→ Your instructions
Can you quote the lines below exactly, starting at the line with "Output a JSON" and going through the last one?

-- BEGIN Dataset rows --

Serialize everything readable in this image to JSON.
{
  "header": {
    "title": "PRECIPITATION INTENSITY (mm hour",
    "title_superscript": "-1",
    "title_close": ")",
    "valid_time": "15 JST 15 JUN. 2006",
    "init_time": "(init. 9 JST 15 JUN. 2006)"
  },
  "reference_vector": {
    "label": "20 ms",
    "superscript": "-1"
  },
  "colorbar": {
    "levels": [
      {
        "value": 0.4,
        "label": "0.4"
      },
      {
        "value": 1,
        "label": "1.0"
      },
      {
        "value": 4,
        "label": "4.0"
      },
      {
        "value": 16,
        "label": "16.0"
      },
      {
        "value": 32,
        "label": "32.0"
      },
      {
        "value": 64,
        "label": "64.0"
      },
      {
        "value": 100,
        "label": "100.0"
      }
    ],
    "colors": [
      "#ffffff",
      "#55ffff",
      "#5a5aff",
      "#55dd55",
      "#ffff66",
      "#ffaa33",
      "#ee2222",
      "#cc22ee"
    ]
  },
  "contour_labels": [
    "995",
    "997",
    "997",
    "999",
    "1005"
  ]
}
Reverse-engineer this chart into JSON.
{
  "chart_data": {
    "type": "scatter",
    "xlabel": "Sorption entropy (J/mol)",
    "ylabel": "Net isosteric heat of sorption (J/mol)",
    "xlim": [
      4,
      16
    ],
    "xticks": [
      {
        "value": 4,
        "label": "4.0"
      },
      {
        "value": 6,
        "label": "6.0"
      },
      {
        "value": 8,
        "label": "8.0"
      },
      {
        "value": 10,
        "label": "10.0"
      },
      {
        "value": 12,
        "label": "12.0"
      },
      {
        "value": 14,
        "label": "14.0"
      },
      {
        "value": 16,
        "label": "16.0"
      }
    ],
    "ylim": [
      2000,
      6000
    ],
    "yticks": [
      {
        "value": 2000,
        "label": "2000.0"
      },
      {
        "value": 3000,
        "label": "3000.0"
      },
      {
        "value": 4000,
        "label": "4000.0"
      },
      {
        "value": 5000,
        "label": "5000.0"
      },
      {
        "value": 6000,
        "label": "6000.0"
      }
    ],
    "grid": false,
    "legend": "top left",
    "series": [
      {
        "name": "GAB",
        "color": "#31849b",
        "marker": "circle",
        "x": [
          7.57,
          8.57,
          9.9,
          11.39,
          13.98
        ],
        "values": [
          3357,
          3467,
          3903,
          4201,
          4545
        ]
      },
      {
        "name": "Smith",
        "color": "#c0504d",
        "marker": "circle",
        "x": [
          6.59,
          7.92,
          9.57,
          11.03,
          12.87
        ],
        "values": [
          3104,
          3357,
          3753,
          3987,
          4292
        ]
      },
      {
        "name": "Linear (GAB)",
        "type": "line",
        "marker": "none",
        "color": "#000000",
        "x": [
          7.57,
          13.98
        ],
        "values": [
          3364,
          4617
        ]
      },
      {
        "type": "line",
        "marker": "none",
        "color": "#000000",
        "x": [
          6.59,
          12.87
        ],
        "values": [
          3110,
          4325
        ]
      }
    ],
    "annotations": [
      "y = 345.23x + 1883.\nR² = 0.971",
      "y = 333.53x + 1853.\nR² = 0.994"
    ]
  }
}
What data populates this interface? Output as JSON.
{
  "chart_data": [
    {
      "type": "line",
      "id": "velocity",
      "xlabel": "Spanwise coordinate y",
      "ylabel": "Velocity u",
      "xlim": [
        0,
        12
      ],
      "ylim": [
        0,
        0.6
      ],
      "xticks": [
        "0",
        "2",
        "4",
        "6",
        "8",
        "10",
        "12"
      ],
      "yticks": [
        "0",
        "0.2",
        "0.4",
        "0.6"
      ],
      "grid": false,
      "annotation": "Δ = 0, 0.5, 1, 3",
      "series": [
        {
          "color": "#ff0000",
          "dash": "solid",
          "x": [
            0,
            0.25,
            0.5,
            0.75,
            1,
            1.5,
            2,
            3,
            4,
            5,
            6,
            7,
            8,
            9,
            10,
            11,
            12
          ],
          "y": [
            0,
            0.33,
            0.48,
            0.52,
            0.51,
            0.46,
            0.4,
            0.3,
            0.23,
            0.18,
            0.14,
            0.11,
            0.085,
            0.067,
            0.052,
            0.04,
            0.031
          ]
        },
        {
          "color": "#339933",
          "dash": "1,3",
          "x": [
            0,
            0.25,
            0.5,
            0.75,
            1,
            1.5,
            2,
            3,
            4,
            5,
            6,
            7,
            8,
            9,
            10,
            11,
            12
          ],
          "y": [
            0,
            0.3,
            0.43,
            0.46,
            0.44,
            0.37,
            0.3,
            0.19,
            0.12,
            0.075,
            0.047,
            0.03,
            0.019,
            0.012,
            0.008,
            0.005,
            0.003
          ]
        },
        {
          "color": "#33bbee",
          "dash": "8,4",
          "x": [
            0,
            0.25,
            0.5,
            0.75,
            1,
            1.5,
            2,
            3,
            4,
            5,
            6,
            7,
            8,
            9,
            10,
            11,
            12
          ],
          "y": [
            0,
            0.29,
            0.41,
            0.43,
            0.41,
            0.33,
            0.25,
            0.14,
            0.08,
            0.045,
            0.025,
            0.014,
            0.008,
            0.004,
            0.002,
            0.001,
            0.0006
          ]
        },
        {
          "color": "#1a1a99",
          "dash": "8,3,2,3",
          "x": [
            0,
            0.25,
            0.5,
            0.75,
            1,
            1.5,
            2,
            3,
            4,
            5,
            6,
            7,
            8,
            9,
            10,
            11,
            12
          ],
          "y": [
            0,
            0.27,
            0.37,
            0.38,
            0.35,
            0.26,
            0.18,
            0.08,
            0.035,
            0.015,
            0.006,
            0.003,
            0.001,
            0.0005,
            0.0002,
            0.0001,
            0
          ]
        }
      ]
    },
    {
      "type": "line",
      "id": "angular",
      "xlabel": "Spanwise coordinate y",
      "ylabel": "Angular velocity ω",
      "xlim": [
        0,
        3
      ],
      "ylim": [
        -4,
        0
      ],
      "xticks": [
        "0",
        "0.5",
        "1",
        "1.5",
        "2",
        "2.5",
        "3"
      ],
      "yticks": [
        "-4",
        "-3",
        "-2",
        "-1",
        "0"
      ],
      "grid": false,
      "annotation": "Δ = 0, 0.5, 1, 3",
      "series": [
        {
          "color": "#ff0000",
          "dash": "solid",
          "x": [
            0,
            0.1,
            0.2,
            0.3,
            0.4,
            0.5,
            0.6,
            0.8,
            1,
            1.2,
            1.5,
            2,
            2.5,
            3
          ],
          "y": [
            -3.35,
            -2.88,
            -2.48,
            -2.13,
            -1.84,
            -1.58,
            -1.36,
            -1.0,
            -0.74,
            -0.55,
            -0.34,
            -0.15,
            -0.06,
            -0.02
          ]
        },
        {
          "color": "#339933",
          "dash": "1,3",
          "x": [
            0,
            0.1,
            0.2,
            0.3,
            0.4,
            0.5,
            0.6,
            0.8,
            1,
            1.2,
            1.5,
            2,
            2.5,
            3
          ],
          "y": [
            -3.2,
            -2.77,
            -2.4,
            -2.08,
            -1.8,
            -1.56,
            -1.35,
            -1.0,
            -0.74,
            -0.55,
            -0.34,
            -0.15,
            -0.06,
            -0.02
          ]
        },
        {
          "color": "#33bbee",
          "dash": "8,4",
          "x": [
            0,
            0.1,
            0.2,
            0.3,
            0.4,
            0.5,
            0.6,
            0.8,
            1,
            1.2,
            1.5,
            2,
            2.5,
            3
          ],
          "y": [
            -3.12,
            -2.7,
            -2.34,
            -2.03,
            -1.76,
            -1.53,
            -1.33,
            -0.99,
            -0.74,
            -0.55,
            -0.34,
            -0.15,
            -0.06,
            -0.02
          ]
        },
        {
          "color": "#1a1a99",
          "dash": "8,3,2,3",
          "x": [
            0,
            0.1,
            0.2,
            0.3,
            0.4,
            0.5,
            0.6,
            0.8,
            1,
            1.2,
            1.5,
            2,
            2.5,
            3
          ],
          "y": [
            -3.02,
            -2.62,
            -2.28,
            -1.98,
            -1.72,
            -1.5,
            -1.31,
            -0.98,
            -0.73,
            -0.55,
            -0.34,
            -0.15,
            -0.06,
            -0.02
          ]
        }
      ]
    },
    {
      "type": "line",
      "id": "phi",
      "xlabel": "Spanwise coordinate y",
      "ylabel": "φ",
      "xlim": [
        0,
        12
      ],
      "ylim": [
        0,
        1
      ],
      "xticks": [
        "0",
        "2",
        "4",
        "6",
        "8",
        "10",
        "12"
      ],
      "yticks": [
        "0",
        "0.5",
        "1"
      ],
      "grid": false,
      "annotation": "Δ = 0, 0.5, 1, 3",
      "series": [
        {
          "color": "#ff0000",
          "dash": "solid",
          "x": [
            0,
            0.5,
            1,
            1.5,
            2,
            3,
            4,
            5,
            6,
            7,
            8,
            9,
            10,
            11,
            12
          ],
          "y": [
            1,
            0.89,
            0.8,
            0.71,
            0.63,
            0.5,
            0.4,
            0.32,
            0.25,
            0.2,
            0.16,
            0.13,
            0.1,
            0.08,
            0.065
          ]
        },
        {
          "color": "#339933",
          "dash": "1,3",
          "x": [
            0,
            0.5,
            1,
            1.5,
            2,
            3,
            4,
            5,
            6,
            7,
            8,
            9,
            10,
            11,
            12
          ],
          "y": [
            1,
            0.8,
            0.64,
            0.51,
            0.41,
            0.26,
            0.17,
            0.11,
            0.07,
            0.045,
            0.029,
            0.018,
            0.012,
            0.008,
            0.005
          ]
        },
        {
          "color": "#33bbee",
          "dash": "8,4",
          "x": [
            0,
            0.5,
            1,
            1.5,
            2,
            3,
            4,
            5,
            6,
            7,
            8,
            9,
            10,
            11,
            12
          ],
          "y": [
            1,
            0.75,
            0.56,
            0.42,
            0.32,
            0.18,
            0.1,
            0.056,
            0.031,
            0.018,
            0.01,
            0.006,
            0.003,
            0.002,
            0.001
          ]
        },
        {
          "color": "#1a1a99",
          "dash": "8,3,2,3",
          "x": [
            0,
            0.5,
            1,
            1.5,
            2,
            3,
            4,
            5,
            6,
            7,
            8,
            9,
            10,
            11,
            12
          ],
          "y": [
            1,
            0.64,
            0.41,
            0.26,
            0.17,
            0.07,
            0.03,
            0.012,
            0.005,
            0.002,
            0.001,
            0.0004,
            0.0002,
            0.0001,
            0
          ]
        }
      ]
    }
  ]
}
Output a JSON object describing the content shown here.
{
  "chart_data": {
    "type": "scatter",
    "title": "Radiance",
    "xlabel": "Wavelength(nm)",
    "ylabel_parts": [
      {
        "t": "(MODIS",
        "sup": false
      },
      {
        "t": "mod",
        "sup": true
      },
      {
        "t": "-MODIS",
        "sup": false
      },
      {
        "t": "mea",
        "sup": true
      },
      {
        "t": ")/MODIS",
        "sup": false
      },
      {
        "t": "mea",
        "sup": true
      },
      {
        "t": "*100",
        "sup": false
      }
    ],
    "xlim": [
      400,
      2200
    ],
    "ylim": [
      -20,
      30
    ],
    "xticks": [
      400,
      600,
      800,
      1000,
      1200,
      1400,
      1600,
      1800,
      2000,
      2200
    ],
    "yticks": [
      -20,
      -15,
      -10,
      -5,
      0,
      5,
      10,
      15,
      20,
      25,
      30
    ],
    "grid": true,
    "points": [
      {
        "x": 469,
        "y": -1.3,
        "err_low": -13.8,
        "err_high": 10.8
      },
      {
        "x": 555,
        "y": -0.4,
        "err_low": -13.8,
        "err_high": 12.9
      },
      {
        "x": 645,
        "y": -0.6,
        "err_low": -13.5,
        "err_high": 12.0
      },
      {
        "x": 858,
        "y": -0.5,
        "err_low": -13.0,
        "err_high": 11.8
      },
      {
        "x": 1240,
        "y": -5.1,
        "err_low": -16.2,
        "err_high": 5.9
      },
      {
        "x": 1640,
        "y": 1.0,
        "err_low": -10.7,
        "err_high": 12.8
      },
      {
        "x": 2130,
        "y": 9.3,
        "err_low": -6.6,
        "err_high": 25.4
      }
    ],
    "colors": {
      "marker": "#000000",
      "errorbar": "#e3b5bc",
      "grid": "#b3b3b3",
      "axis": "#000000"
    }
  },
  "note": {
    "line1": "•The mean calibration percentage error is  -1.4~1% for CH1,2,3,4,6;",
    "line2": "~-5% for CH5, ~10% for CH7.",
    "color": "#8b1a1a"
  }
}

-- END Dataset rows --

→ Answer
Output a JSON object describing the content shown here.
{
  "chart_data": {
    "type": "scatter",
    "title": "Radiance",
    "xlabel": "Wavelength(nm)",
    "ylabel_parts": [
      {
        "t": "(MODIS",
        "sup": false
      },
      {
        "t": "mod",
        "sup": true
      },
      {
        "t": "-MODIS",
        "sup": false
      },
      {
        "t": "mea",
        "sup": true
      },
      {
        "t": ")/MODIS",
        "sup": false
      },
      {
        "t": "mea",
        "sup": true
      },
      {
        "t": "*100",
        "sup": false
      }
    ],
    "xlim": [
      400,
      2200
    ],
    "ylim": [
      -20,
      30
    ],
    "xticks": [
      400,
      600,
      800,
      1000,
      1200,
      1400,
      1600,
      1800,
      2000,
      2200
    ],
    "yticks": [
      -20,
      -15,
      -10,
      -5,
      0,
      5,
      10,
      15,
      20,
      25,
      30
    ],
    "grid": true,
    "points": [
      {
        "x": 469,
        "y": -1.3,
        "err_low": -13.8,
        "err_high": 10.8
      },
      {
        "x": 555,
        "y": -0.4,
        "err_low": -13.8,
        "err_high": 12.9
      },
      {
        "x": 645,
        "y": -0.6,
        "err_low": -13.5,
        "err_high": 12.0
      },
      {
        "x": 858,
        "y": -0.5,
        "err_low": -13.0,
        "err_high": 11.8
      },
      {
        "x": 1240,
        "y": -5.1,
        "err_low": -16.2,
        "err_high": 5.9
      },
      {
        "x": 1640,
        "y": 1.0,
        "err_low": -10.7,
        "err_high": 12.8
      },
      {
        "x": 2130,
        "y": 9.3,
        "err_low": -6.6,
        "err_high": 25.4
      }
    ],
    "colors": {
      "marker": "#000000",
      "errorbar": "#e3b5bc",
      "grid": "#b3b3b3",
      "axis": "#000000"
    }
  },
  "note": {
    "line1": "•The mean calibration percentage error is  -1.4~1% for CH1,2,3,4,6;",
    "line2": "~-5% for CH5, ~10% for CH7.",
    "color": "#8b1a1a"
  }
}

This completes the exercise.